%%

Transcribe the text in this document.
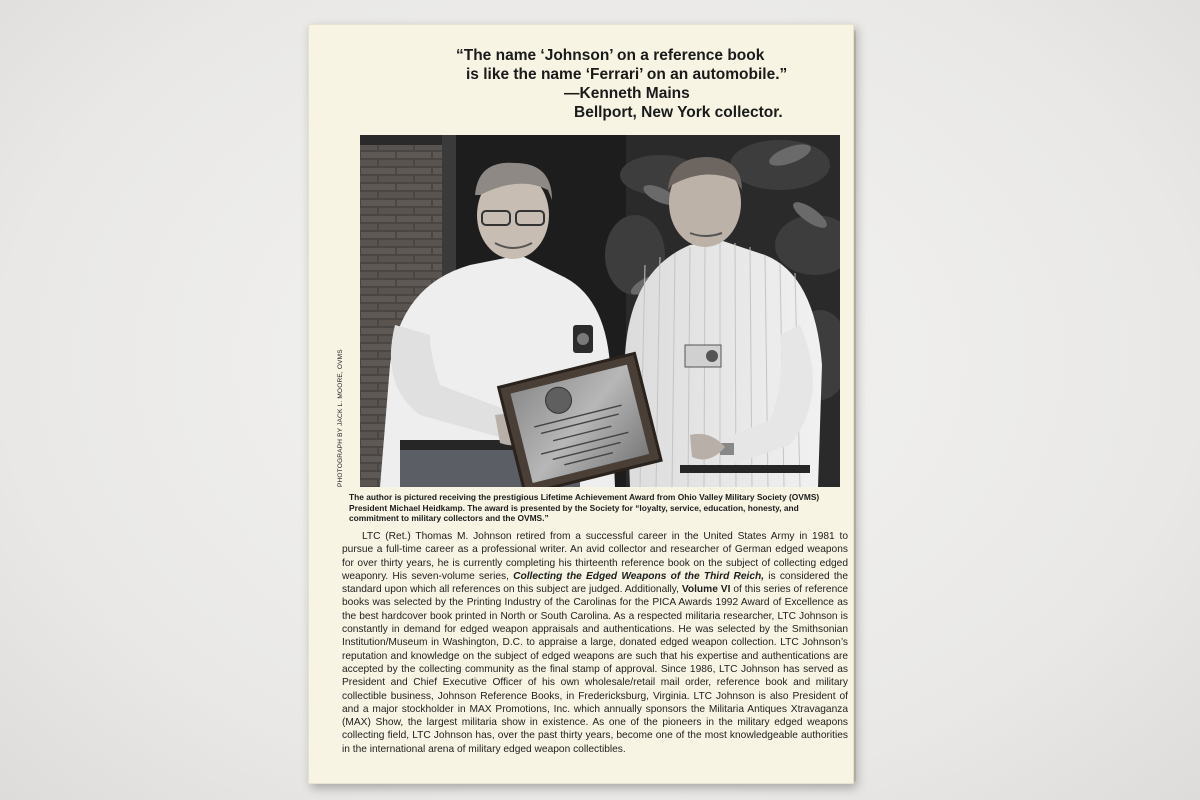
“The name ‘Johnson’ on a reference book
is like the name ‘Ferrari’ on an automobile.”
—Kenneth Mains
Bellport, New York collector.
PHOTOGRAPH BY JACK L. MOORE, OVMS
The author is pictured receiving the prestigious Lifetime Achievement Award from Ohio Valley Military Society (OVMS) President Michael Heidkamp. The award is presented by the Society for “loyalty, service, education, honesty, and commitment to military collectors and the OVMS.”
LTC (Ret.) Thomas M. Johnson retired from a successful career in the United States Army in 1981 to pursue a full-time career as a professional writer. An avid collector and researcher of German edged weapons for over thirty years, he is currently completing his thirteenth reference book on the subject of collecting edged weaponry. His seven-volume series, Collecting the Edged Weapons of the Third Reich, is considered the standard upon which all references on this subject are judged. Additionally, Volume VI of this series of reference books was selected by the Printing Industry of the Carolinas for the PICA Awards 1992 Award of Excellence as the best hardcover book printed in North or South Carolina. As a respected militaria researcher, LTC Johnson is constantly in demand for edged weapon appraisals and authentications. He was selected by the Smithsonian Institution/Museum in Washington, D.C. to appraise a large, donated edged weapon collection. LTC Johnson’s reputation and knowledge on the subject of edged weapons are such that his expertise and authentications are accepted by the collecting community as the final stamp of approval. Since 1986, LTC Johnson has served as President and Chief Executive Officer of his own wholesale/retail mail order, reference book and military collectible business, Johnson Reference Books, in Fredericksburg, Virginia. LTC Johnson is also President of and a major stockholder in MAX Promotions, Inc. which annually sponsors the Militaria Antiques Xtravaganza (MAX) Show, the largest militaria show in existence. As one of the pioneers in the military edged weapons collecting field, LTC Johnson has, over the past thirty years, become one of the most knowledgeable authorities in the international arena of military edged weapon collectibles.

%%
%%

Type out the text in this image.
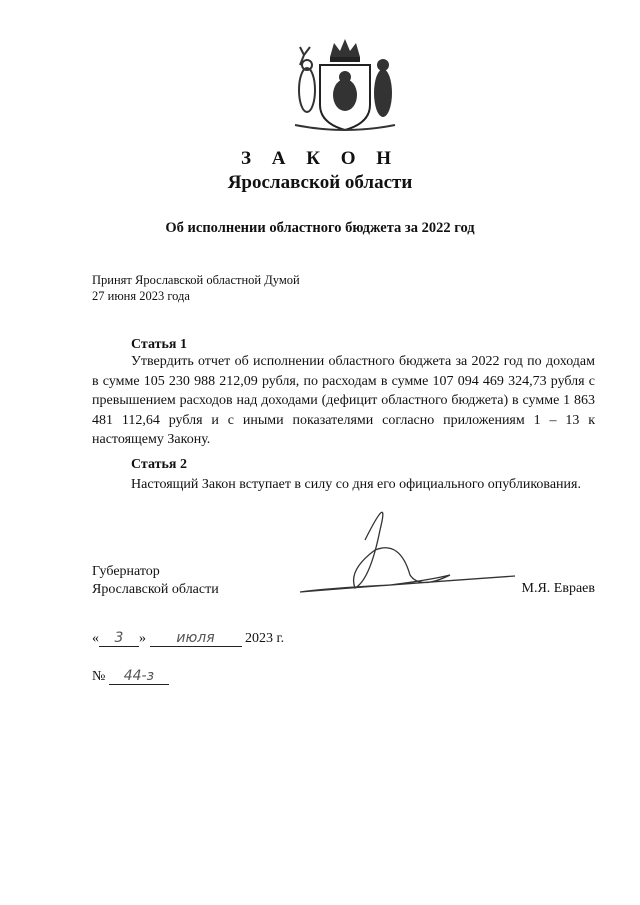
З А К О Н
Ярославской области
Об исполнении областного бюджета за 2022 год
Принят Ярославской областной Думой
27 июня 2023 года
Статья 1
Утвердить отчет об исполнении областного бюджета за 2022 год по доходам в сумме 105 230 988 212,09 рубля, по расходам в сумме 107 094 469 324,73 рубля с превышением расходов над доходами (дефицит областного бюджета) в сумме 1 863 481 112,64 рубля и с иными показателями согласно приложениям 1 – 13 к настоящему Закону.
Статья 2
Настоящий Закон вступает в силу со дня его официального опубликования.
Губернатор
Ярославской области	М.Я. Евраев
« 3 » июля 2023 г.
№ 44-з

%%
%%

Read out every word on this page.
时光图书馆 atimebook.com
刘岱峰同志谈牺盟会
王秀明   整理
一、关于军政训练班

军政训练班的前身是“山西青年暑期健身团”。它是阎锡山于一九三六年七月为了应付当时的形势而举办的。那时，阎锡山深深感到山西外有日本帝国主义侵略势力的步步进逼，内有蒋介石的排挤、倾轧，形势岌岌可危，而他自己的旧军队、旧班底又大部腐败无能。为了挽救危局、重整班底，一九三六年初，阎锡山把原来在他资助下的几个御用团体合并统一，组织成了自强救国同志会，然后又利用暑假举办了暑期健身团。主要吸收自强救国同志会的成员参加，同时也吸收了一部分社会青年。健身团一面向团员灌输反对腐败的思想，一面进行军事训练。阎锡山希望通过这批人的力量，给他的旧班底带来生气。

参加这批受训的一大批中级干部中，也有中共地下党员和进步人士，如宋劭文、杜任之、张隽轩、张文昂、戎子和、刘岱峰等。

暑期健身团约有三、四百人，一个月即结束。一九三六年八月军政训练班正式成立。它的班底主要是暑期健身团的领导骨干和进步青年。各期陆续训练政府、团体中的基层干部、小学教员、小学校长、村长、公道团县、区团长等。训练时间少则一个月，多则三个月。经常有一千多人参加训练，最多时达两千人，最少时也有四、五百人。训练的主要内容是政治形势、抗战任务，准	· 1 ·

%%

*What is being asked*. How many of the listing's lines contain "Ярославской"? Respond with a single number and nothing else.

*Solution for this task*. 3